Challenge = Extract every line below that contains the string "footer". Case counts, so uppercase and lowercase letters must match.

Extracted entries =
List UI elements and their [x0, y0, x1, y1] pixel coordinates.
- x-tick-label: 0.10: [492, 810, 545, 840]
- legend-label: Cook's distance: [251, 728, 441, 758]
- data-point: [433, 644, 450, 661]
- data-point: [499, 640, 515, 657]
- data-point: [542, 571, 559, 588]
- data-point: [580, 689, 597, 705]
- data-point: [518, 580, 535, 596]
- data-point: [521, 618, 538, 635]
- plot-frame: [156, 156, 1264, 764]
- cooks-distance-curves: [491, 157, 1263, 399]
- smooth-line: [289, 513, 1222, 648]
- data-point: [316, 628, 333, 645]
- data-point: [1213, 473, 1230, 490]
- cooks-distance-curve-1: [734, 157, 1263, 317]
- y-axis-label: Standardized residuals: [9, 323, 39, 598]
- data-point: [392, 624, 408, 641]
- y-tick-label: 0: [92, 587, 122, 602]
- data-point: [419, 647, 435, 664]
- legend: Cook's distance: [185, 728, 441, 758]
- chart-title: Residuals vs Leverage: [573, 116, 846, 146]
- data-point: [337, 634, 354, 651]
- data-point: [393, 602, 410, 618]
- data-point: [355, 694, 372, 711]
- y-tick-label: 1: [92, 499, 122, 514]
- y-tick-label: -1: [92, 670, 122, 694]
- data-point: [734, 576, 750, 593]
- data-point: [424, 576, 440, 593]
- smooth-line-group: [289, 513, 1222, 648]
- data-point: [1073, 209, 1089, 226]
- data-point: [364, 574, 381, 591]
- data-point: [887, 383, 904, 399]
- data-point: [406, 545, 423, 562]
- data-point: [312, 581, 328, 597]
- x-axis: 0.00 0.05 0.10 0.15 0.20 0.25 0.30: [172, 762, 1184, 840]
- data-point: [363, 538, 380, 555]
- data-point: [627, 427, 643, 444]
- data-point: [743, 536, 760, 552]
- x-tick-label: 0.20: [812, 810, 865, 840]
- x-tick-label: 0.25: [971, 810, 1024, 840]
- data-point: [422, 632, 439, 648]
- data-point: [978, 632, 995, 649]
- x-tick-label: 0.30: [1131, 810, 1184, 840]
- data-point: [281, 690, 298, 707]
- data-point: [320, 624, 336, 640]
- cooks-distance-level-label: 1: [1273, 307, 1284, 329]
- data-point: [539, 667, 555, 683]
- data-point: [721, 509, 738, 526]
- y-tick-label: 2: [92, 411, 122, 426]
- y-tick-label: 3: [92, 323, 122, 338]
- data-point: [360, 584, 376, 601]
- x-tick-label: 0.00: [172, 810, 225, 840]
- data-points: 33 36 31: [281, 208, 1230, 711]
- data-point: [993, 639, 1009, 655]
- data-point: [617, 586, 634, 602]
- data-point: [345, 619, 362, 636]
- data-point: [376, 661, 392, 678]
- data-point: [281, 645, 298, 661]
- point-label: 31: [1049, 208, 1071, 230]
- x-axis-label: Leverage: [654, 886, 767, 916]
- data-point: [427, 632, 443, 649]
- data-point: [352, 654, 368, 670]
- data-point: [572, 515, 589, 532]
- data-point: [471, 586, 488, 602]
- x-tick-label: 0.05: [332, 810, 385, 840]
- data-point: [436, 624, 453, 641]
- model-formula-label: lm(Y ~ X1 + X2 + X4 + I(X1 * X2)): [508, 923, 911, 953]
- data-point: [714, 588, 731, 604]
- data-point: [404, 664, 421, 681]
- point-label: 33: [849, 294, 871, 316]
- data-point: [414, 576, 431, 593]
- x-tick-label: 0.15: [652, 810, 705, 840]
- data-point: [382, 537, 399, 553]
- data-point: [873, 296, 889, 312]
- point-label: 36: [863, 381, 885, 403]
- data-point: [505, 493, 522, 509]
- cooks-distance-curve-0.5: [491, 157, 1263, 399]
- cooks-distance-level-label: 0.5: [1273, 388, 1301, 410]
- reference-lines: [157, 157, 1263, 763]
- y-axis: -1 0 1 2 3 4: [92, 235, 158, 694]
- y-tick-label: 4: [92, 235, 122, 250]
...
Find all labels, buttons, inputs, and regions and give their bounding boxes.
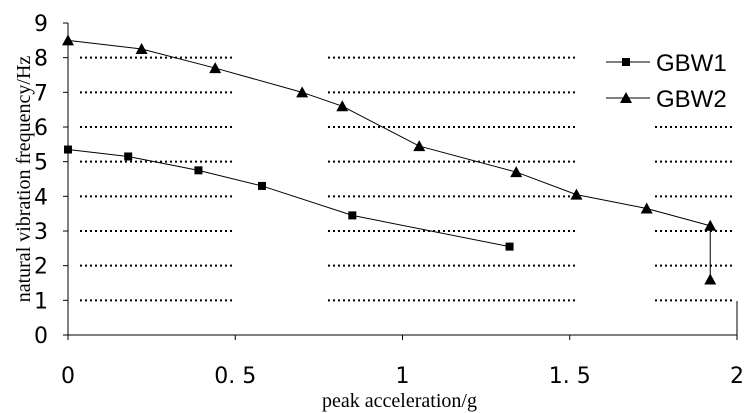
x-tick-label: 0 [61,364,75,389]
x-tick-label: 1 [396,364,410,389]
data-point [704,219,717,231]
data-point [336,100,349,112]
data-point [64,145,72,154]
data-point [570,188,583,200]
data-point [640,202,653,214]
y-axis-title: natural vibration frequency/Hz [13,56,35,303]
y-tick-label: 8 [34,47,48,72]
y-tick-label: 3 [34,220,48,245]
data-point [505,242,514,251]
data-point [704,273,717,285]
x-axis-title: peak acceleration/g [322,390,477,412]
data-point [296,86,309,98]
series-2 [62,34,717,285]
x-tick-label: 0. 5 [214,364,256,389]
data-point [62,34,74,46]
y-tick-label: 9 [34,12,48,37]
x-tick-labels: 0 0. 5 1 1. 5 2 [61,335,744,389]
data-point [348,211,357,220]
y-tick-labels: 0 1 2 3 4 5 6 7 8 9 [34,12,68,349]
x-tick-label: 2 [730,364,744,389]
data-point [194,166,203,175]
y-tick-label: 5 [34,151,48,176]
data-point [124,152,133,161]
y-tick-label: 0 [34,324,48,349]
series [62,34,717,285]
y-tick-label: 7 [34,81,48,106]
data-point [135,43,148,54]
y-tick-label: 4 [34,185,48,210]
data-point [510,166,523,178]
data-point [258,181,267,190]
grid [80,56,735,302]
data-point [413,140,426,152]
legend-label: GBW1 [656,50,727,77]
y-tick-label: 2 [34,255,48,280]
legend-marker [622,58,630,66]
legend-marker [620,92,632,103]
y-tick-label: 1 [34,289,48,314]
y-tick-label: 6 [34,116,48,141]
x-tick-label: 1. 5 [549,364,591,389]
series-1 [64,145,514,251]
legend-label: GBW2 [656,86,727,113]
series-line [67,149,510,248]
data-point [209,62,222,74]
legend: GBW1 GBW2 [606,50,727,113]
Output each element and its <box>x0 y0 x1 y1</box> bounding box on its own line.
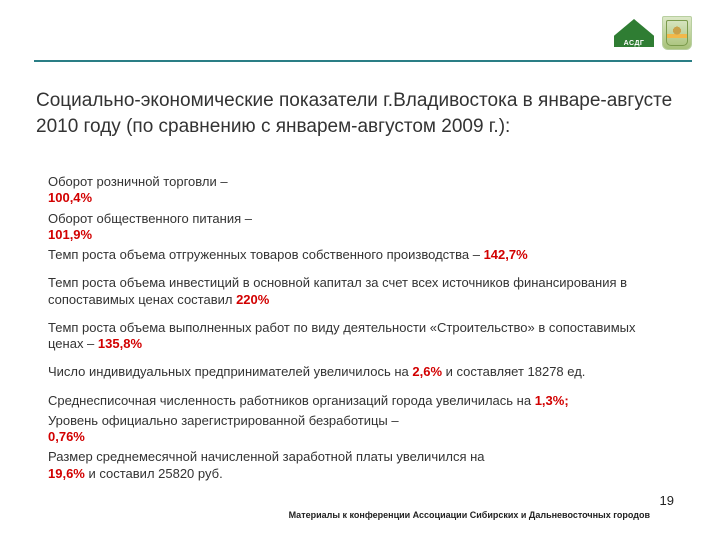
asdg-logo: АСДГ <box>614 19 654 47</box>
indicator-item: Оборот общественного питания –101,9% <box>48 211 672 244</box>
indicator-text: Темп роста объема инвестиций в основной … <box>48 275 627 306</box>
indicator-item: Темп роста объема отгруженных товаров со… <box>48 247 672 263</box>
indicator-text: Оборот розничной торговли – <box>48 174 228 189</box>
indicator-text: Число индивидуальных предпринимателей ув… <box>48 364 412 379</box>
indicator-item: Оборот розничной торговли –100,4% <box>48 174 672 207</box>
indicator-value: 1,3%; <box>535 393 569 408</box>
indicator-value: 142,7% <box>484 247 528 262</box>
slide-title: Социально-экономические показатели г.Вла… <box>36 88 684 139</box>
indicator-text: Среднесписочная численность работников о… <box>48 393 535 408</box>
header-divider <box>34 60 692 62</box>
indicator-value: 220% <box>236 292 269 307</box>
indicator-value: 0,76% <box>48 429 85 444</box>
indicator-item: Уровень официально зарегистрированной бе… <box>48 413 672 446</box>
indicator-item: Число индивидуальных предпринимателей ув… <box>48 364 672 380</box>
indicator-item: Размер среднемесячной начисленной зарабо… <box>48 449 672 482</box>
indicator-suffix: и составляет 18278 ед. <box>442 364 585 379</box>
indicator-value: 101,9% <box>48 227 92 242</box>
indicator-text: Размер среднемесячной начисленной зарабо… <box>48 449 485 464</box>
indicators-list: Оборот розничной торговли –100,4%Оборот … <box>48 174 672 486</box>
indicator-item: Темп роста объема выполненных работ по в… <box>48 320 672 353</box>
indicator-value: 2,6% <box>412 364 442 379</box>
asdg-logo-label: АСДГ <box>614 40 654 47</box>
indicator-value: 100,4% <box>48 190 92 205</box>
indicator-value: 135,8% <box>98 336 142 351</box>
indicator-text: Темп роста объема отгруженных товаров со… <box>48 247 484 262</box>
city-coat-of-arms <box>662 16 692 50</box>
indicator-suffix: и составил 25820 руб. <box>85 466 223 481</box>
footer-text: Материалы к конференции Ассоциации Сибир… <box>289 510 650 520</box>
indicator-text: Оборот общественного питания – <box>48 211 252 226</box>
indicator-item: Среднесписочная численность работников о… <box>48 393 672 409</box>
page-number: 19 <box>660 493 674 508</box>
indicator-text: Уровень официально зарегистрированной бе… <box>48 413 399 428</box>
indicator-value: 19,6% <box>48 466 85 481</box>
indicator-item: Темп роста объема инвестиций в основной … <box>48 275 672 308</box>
--
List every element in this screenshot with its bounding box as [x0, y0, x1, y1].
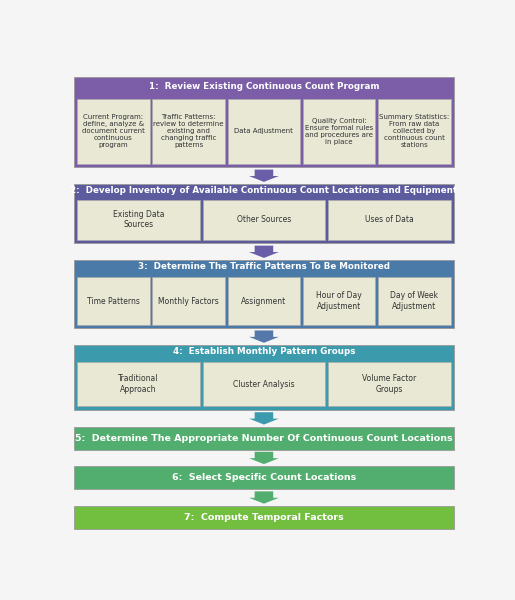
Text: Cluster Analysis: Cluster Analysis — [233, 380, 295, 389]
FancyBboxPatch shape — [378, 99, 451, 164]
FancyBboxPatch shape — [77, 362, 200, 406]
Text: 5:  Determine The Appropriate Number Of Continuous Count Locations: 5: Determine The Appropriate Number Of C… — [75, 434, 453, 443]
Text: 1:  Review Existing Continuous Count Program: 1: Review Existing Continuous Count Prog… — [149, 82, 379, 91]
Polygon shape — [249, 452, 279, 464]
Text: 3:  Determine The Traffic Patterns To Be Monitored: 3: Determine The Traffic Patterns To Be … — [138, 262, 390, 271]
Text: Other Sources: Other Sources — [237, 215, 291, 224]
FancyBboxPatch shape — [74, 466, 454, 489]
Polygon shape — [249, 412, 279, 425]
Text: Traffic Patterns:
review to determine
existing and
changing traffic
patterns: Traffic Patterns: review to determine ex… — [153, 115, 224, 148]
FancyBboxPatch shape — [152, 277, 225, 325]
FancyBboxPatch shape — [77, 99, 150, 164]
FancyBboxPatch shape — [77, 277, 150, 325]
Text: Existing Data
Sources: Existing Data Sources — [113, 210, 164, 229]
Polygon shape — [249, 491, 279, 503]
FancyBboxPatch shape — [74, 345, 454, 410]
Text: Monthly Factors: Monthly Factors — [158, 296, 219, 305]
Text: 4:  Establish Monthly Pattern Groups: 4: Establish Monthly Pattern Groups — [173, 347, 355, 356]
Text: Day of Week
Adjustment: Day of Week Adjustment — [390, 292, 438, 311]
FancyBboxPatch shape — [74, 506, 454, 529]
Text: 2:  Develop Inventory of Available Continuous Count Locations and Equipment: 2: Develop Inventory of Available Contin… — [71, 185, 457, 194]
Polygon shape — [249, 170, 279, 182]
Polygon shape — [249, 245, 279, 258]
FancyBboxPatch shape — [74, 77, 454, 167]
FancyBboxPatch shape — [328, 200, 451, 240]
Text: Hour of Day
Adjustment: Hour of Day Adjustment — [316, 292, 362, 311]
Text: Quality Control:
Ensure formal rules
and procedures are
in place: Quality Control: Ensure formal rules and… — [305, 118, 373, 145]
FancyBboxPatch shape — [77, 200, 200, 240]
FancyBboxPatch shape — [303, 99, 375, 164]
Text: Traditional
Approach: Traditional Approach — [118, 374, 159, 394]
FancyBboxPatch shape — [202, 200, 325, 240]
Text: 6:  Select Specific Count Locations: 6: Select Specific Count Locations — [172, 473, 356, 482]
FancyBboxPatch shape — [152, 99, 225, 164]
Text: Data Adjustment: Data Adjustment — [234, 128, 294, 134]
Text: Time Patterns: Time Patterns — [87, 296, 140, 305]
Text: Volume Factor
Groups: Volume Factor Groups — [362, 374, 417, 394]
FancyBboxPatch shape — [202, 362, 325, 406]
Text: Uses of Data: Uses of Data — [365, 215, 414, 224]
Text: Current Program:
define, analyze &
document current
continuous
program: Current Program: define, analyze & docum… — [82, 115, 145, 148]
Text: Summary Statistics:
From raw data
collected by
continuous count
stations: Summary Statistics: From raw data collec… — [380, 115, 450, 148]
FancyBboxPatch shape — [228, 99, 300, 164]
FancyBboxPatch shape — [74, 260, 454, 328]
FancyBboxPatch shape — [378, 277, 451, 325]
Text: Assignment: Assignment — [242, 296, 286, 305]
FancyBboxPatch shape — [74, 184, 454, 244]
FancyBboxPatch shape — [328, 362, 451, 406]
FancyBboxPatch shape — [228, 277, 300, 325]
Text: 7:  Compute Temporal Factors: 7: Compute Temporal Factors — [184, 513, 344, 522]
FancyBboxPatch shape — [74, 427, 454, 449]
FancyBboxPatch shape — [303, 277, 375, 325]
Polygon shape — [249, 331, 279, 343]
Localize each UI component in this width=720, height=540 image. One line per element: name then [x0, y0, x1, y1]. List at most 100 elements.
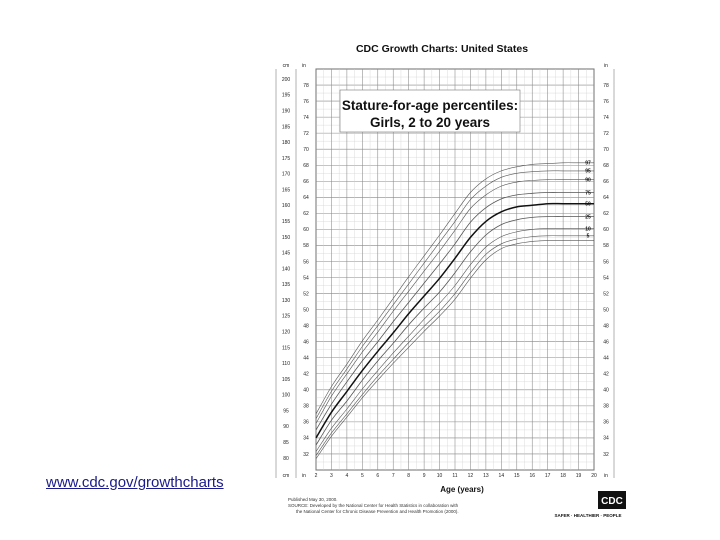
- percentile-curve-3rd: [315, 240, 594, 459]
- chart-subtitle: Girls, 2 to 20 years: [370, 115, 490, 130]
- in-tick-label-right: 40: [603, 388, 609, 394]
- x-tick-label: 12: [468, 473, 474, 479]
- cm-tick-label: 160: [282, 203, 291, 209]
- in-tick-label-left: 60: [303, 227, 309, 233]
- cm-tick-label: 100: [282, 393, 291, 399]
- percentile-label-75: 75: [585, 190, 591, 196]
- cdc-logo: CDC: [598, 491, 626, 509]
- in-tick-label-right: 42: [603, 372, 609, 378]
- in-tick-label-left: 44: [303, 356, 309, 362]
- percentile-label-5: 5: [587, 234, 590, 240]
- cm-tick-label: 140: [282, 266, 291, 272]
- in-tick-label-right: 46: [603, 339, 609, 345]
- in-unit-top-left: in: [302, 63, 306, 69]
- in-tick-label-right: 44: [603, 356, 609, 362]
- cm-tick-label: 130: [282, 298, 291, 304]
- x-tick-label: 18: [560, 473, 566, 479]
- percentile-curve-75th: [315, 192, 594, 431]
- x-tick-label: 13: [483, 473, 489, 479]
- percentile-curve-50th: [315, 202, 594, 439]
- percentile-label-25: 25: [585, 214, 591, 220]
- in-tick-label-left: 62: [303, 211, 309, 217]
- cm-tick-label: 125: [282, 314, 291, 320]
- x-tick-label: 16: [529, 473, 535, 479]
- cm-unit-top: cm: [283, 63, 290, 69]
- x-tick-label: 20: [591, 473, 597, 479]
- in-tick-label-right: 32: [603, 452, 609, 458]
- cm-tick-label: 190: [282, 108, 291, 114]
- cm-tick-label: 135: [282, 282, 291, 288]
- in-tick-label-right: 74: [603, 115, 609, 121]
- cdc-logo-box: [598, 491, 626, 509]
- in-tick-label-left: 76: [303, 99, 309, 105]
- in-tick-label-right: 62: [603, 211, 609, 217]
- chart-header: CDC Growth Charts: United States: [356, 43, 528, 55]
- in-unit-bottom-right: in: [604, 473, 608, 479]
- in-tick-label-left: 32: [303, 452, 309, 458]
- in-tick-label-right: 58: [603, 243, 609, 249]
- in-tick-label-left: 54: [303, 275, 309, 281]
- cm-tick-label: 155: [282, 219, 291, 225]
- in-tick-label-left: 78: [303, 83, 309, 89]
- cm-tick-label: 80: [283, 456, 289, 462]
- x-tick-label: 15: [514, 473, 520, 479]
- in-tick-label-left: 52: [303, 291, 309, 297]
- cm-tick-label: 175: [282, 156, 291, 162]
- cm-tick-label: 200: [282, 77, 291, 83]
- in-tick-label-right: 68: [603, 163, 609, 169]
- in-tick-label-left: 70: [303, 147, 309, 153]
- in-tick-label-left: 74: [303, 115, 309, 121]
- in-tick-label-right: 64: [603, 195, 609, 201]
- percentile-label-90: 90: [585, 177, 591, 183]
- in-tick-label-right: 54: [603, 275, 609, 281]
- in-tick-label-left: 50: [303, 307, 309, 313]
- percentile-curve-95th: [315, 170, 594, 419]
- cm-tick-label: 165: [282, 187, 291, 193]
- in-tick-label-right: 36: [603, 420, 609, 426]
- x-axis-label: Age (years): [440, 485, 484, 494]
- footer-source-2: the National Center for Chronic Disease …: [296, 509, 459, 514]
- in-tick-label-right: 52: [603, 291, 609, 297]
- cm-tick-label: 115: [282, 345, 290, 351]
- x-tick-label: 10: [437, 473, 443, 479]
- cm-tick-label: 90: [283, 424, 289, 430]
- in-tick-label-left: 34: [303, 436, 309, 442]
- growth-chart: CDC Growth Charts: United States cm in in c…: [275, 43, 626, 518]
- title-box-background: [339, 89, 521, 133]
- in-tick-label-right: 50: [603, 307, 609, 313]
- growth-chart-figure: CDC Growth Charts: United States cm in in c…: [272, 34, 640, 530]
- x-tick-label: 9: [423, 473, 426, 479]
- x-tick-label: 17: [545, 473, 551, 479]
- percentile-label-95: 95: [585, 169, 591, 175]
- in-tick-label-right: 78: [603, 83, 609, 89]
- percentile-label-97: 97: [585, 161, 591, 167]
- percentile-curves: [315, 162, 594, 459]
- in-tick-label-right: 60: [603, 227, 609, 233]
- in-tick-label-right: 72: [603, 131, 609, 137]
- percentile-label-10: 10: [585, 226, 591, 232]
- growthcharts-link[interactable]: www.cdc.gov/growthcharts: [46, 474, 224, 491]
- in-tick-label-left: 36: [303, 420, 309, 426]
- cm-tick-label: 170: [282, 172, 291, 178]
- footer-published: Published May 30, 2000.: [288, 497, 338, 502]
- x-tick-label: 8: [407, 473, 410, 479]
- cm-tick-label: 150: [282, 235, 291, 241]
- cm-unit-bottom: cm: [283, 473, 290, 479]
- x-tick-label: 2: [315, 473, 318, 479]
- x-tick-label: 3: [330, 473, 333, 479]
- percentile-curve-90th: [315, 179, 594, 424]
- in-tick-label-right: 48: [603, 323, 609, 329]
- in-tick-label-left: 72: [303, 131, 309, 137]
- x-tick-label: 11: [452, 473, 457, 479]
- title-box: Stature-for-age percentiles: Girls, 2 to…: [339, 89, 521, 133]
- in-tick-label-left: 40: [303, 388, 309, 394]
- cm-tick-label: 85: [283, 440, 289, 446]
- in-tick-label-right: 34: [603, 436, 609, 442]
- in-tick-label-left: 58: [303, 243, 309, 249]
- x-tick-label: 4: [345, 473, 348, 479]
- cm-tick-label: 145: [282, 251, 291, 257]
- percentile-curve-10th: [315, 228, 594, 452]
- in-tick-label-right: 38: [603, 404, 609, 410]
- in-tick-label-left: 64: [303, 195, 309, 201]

Solution to this exercise =
footer-text: Материалы к конференции Ассоциации Сибир… <box>289 510 650 520</box>
- footer-source-2: the National Center for Chronic Disease …: [296, 509, 459, 514]
- footer-published: Published May 30, 2000.: [288, 497, 338, 502]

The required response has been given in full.